- _Collected data entries_:
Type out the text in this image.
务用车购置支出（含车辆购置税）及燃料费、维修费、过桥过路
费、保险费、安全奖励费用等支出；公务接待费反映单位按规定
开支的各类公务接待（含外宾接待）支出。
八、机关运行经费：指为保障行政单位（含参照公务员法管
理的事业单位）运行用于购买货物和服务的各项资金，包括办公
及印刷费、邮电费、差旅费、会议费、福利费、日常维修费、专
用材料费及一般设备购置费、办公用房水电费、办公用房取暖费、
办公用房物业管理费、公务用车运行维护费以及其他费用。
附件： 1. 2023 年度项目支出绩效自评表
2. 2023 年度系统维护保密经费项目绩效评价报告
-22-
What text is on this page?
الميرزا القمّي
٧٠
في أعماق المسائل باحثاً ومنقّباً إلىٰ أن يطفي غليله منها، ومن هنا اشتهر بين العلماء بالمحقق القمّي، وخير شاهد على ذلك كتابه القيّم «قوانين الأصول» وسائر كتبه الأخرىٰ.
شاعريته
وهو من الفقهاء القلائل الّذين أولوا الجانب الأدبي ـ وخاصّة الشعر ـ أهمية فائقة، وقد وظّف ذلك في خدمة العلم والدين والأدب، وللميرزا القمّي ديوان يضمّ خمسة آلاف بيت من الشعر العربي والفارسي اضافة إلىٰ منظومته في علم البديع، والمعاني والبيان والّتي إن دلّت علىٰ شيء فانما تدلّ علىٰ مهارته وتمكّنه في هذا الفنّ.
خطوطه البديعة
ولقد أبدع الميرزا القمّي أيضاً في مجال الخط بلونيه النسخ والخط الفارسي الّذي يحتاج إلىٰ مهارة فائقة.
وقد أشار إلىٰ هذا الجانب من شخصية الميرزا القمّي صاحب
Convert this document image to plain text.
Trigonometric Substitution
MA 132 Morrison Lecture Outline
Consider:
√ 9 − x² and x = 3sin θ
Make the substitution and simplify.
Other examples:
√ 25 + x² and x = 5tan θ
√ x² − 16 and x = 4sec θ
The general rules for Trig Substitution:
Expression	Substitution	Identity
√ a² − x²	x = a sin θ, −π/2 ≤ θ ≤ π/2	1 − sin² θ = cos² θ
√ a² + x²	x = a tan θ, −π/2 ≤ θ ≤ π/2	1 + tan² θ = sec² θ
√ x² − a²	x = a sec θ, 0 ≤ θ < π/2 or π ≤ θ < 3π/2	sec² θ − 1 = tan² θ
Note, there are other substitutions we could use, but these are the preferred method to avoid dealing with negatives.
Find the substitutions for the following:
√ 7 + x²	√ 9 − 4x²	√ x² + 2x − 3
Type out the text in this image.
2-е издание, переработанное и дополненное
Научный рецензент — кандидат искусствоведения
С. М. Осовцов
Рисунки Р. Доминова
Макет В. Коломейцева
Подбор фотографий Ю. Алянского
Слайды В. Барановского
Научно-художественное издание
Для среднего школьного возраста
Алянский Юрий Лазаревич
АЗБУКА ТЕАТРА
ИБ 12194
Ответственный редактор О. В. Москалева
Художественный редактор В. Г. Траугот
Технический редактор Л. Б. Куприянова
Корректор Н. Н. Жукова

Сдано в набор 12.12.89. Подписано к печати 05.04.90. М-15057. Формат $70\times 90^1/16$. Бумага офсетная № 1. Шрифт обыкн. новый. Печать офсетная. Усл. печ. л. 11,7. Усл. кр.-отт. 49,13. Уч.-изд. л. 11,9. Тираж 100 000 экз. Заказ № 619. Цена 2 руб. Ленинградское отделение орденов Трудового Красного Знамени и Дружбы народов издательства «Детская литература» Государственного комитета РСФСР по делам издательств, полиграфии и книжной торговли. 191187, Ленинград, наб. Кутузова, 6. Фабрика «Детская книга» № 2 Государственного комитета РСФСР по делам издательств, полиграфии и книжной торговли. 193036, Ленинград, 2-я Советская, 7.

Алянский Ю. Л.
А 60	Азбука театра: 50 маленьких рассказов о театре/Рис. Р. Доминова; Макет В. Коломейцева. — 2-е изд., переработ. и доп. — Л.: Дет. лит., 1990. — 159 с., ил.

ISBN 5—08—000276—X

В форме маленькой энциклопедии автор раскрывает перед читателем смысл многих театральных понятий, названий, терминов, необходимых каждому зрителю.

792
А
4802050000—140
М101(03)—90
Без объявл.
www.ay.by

- _WRITTEN INSTRUCTION_: Only a number is wanted: how many lines of the material include the word "this".

- _TASK ANSWER_: 4